Data entries:
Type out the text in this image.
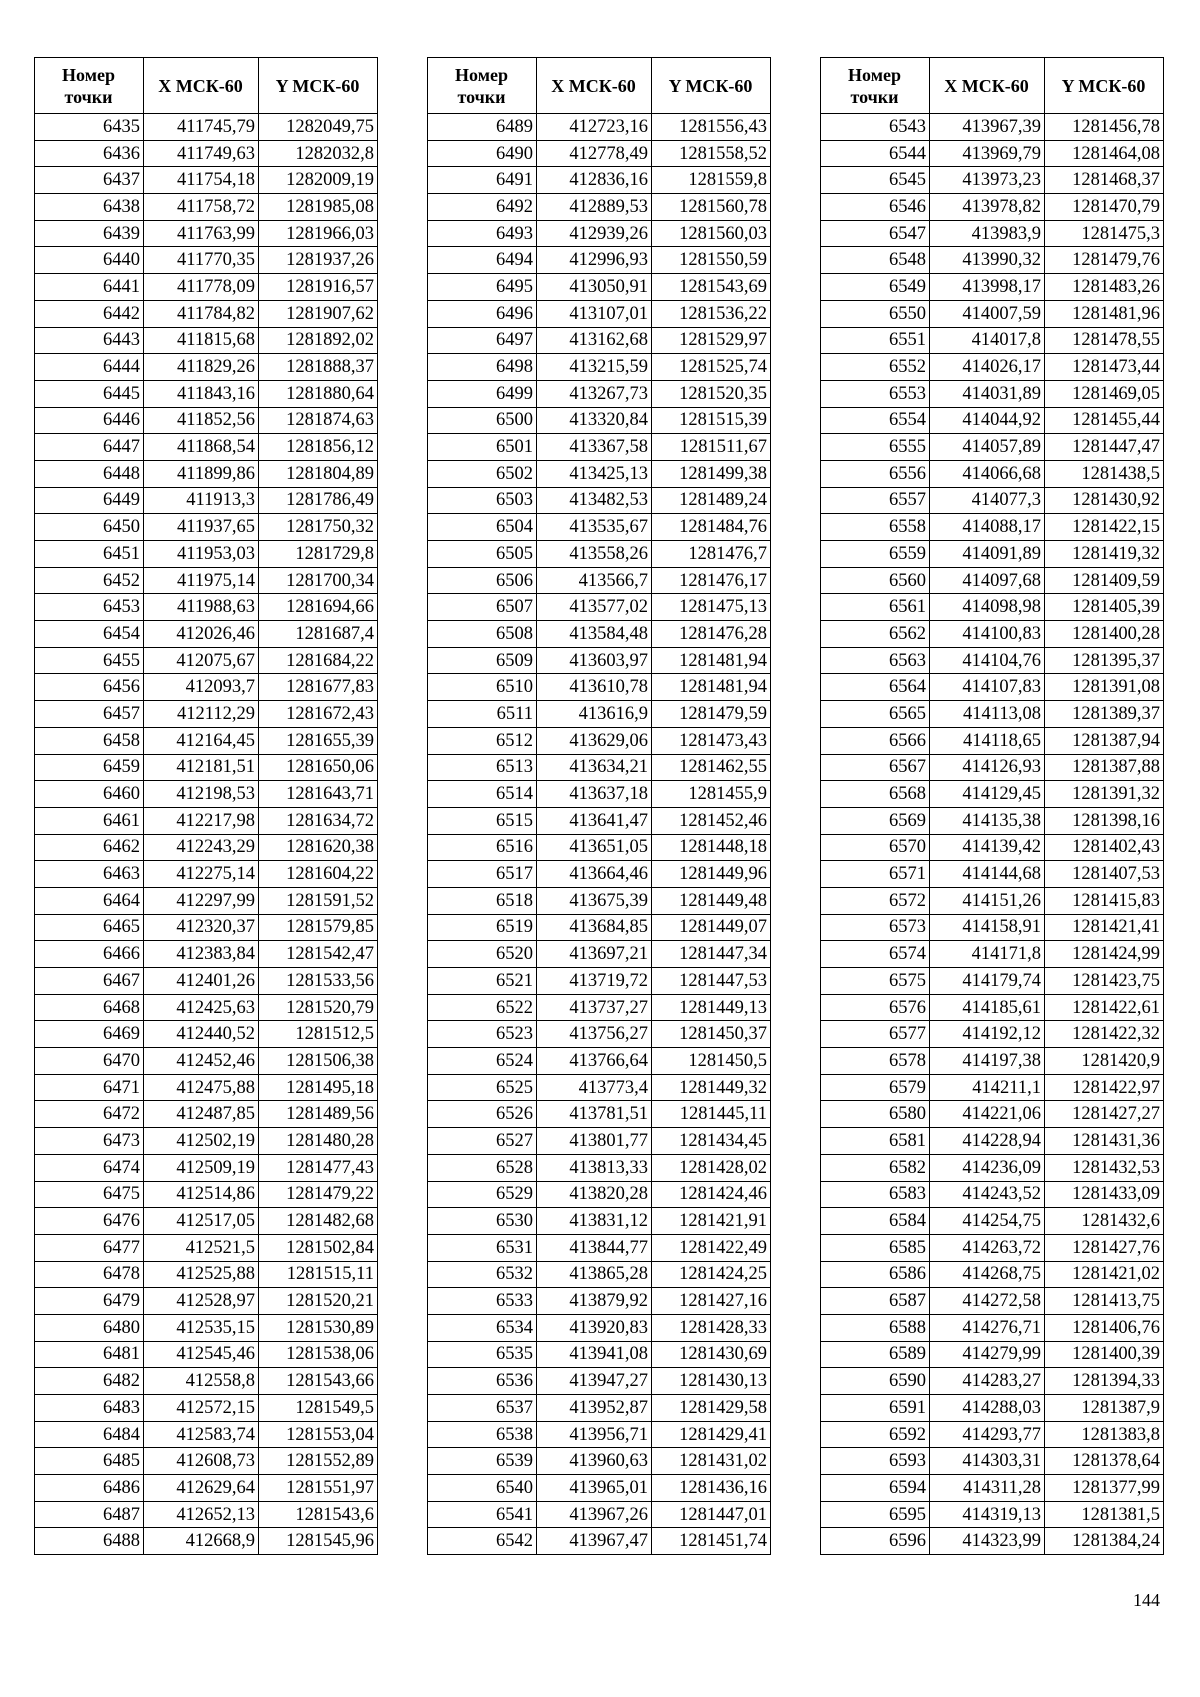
Номер точки	X МСК-60	Y МСК-60
6435	411745,79	1282049,75
6436	411749,63	1282032,8
6437	411754,18	1282009,19
6438	411758,72	1281985,08
6439	411763,99	1281966,03
6440	411770,35	1281937,26
6441	411778,09	1281916,57
6442	411784,82	1281907,62
6443	411815,68	1281892,02
6444	411829,26	1281888,37
6445	411843,16	1281880,64
6446	411852,56	1281874,63
6447	411868,54	1281856,12
6448	411899,86	1281804,89
6449	411913,3	1281786,49
6450	411937,65	1281750,32
6451	411953,03	1281729,8
6452	411975,14	1281700,34
6453	411988,63	1281694,66
6454	412026,46	1281687,4
6455	412075,67	1281684,22
6456	412093,7	1281677,83
6457	412112,29	1281672,43
6458	412164,45	1281655,39
6459	412181,51	1281650,06
6460	412198,53	1281643,71
6461	412217,98	1281634,72
6462	412243,29	1281620,38
6463	412275,14	1281604,22
6464	412297,99	1281591,52
6465	412320,37	1281579,85
6466	412383,84	1281542,47
6467	412401,26	1281533,56
6468	412425,63	1281520,79
6469	412440,52	1281512,5
6470	412452,46	1281506,38
6471	412475,88	1281495,18
6472	412487,85	1281489,56
6473	412502,19	1281480,28
6474	412509,19	1281477,43
6475	412514,86	1281479,22
6476	412517,05	1281482,68
6477	412521,5	1281502,84
6478	412525,88	1281515,11
6479	412528,97	1281520,21
6480	412535,15	1281530,89
6481	412545,46	1281538,06
6482	412558,8	1281543,66
6483	412572,15	1281549,5
6484	412583,74	1281553,04
6485	412608,73	1281552,89
6486	412629,64	1281551,97
6487	412652,13	1281543,6
6488	412668,9	1281545,96
Номер точки	X МСК-60	Y МСК-60
6489	412723,16	1281556,43
6490	412778,49	1281558,52
6491	412836,16	1281559,8
6492	412889,53	1281560,78
6493	412939,26	1281560,03
6494	412996,93	1281550,59
6495	413050,91	1281543,69
6496	413107,01	1281536,22
6497	413162,68	1281529,97
6498	413215,59	1281525,74
6499	413267,73	1281520,35
6500	413320,84	1281515,39
6501	413367,58	1281511,67
6502	413425,13	1281499,38
6503	413482,53	1281489,24
6504	413535,67	1281484,76
6505	413558,26	1281476,7
6506	413566,7	1281476,17
6507	413577,02	1281475,13
6508	413584,48	1281476,28
6509	413603,97	1281481,94
6510	413610,78	1281481,94
6511	413616,9	1281479,59
6512	413629,06	1281473,43
6513	413634,21	1281462,55
6514	413637,18	1281455,9
6515	413641,47	1281452,46
6516	413651,05	1281448,18
6517	413664,46	1281449,96
6518	413675,39	1281449,48
6519	413684,85	1281449,07
6520	413697,21	1281447,34
6521	413719,72	1281447,53
6522	413737,27	1281449,13
6523	413756,27	1281450,37
6524	413766,64	1281450,5
6525	413773,4	1281449,32
6526	413781,51	1281445,11
6527	413801,77	1281434,45
6528	413813,33	1281428,02
6529	413820,28	1281424,46
6530	413831,12	1281421,91
6531	413844,77	1281422,49
6532	413865,28	1281424,25
6533	413879,92	1281427,16
6534	413920,83	1281428,33
6535	413941,08	1281430,69
6536	413947,27	1281430,13
6537	413952,87	1281429,58
6538	413956,71	1281429,41
6539	413960,63	1281431,02
6540	413965,01	1281436,16
6541	413967,26	1281447,01
6542	413967,47	1281451,74
Номер точки	X МСК-60	Y МСК-60
6543	413967,39	1281456,78
6544	413969,79	1281464,08
6545	413973,23	1281468,37
6546	413978,82	1281470,79
6547	413983,9	1281475,3
6548	413990,32	1281479,76
6549	413998,17	1281483,26
6550	414007,59	1281481,96
6551	414017,8	1281478,55
6552	414026,17	1281473,44
6553	414031,89	1281469,05
6554	414044,92	1281455,44
6555	414057,89	1281447,47
6556	414066,68	1281438,5
6557	414077,3	1281430,92
6558	414088,17	1281422,15
6559	414091,89	1281419,32
6560	414097,68	1281409,59
6561	414098,98	1281405,39
6562	414100,83	1281400,28
6563	414104,76	1281395,37
6564	414107,83	1281391,08
6565	414113,08	1281389,37
6566	414118,65	1281387,94
6567	414126,93	1281387,88
6568	414129,45	1281391,32
6569	414135,38	1281398,16
6570	414139,42	1281402,43
6571	414144,68	1281407,53
6572	414151,26	1281415,83
6573	414158,91	1281421,41
6574	414171,8	1281424,99
6575	414179,74	1281423,75
6576	414185,61	1281422,61
6577	414192,12	1281422,32
6578	414197,38	1281420,9
6579	414211,1	1281422,97
6580	414221,06	1281427,27
6581	414228,94	1281431,36
6582	414236,09	1281432,53
6583	414243,52	1281433,09
6584	414254,75	1281432,6
6585	414263,72	1281427,76
6586	414268,75	1281421,02
6587	414272,58	1281413,75
6588	414276,71	1281406,76
6589	414279,99	1281400,39
6590	414283,27	1281394,33
6591	414288,03	1281387,9
6592	414293,77	1281383,8
6593	414303,31	1281378,64
6594	414311,28	1281377,99
6595	414319,13	1281381,5
6596	414323,99	1281384,24
144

EXERCISE REQUIREMENTS - Output the data exactly. Pictures don't belong in the result.

RESPONSE TO THE TASK -
Type out the text in this image.
Номер точки	X МСК-60	Y МСК-60
6435	411745,79	1282049,75
6436	411749,63	1282032,8
6437	411754,18	1282009,19
6438	411758,72	1281985,08
6439	411763,99	1281966,03
6440	411770,35	1281937,26
6441	411778,09	1281916,57
6442	411784,82	1281907,62
6443	411815,68	1281892,02
6444	411829,26	1281888,37
6445	411843,16	1281880,64
6446	411852,56	1281874,63
6447	411868,54	1281856,12
6448	411899,86	1281804,89
6449	411913,3	1281786,49
6450	411937,65	1281750,32
6451	411953,03	1281729,8
6452	411975,14	1281700,34
6453	411988,63	1281694,66
6454	412026,46	1281687,4
6455	412075,67	1281684,22
6456	412093,7	1281677,83
6457	412112,29	1281672,43
6458	412164,45	1281655,39
6459	412181,51	1281650,06
6460	412198,53	1281643,71
6461	412217,98	1281634,72
6462	412243,29	1281620,38
6463	412275,14	1281604,22
6464	412297,99	1281591,52
6465	412320,37	1281579,85
6466	412383,84	1281542,47
6467	412401,26	1281533,56
6468	412425,63	1281520,79
6469	412440,52	1281512,5
6470	412452,46	1281506,38
6471	412475,88	1281495,18
6472	412487,85	1281489,56
6473	412502,19	1281480,28
6474	412509,19	1281477,43
6475	412514,86	1281479,22
6476	412517,05	1281482,68
6477	412521,5	1281502,84
6478	412525,88	1281515,11
6479	412528,97	1281520,21
6480	412535,15	1281530,89
6481	412545,46	1281538,06
6482	412558,8	1281543,66
6483	412572,15	1281549,5
6484	412583,74	1281553,04
6485	412608,73	1281552,89
6486	412629,64	1281551,97
6487	412652,13	1281543,6
6488	412668,9	1281545,96
Номер точки	X МСК-60	Y МСК-60
6489	412723,16	1281556,43
6490	412778,49	1281558,52
6491	412836,16	1281559,8
6492	412889,53	1281560,78
6493	412939,26	1281560,03
6494	412996,93	1281550,59
6495	413050,91	1281543,69
6496	413107,01	1281536,22
6497	413162,68	1281529,97
6498	413215,59	1281525,74
6499	413267,73	1281520,35
6500	413320,84	1281515,39
6501	413367,58	1281511,67
6502	413425,13	1281499,38
6503	413482,53	1281489,24
6504	413535,67	1281484,76
6505	413558,26	1281476,7
6506	413566,7	1281476,17
6507	413577,02	1281475,13
6508	413584,48	1281476,28
6509	413603,97	1281481,94
6510	413610,78	1281481,94
6511	413616,9	1281479,59
6512	413629,06	1281473,43
6513	413634,21	1281462,55
6514	413637,18	1281455,9
6515	413641,47	1281452,46
6516	413651,05	1281448,18
6517	413664,46	1281449,96
6518	413675,39	1281449,48
6519	413684,85	1281449,07
6520	413697,21	1281447,34
6521	413719,72	1281447,53
6522	413737,27	1281449,13
6523	413756,27	1281450,37
6524	413766,64	1281450,5
6525	413773,4	1281449,32
6526	413781,51	1281445,11
6527	413801,77	1281434,45
6528	413813,33	1281428,02
6529	413820,28	1281424,46
6530	413831,12	1281421,91
6531	413844,77	1281422,49
6532	413865,28	1281424,25
6533	413879,92	1281427,16
6534	413920,83	1281428,33
6535	413941,08	1281430,69
6536	413947,27	1281430,13
6537	413952,87	1281429,58
6538	413956,71	1281429,41
6539	413960,63	1281431,02
6540	413965,01	1281436,16
6541	413967,26	1281447,01
6542	413967,47	1281451,74
Номер точки	X МСК-60	Y МСК-60
6543	413967,39	1281456,78
6544	413969,79	1281464,08
6545	413973,23	1281468,37
6546	413978,82	1281470,79
6547	413983,9	1281475,3
6548	413990,32	1281479,76
6549	413998,17	1281483,26
6550	414007,59	1281481,96
6551	414017,8	1281478,55
6552	414026,17	1281473,44
6553	414031,89	1281469,05
6554	414044,92	1281455,44
6555	414057,89	1281447,47
6556	414066,68	1281438,5
6557	414077,3	1281430,92
6558	414088,17	1281422,15
6559	414091,89	1281419,32
6560	414097,68	1281409,59
6561	414098,98	1281405,39
6562	414100,83	1281400,28
6563	414104,76	1281395,37
6564	414107,83	1281391,08
6565	414113,08	1281389,37
6566	414118,65	1281387,94
6567	414126,93	1281387,88
6568	414129,45	1281391,32
6569	414135,38	1281398,16
6570	414139,42	1281402,43
6571	414144,68	1281407,53
6572	414151,26	1281415,83
6573	414158,91	1281421,41
6574	414171,8	1281424,99
6575	414179,74	1281423,75
6576	414185,61	1281422,61
6577	414192,12	1281422,32
6578	414197,38	1281420,9
6579	414211,1	1281422,97
6580	414221,06	1281427,27
6581	414228,94	1281431,36
6582	414236,09	1281432,53
6583	414243,52	1281433,09
6584	414254,75	1281432,6
6585	414263,72	1281427,76
6586	414268,75	1281421,02
6587	414272,58	1281413,75
6588	414276,71	1281406,76
6589	414279,99	1281400,39
6590	414283,27	1281394,33
6591	414288,03	1281387,9
6592	414293,77	1281383,8
6593	414303,31	1281378,64
6594	414311,28	1281377,99
6595	414319,13	1281381,5
6596	414323,99	1281384,24
144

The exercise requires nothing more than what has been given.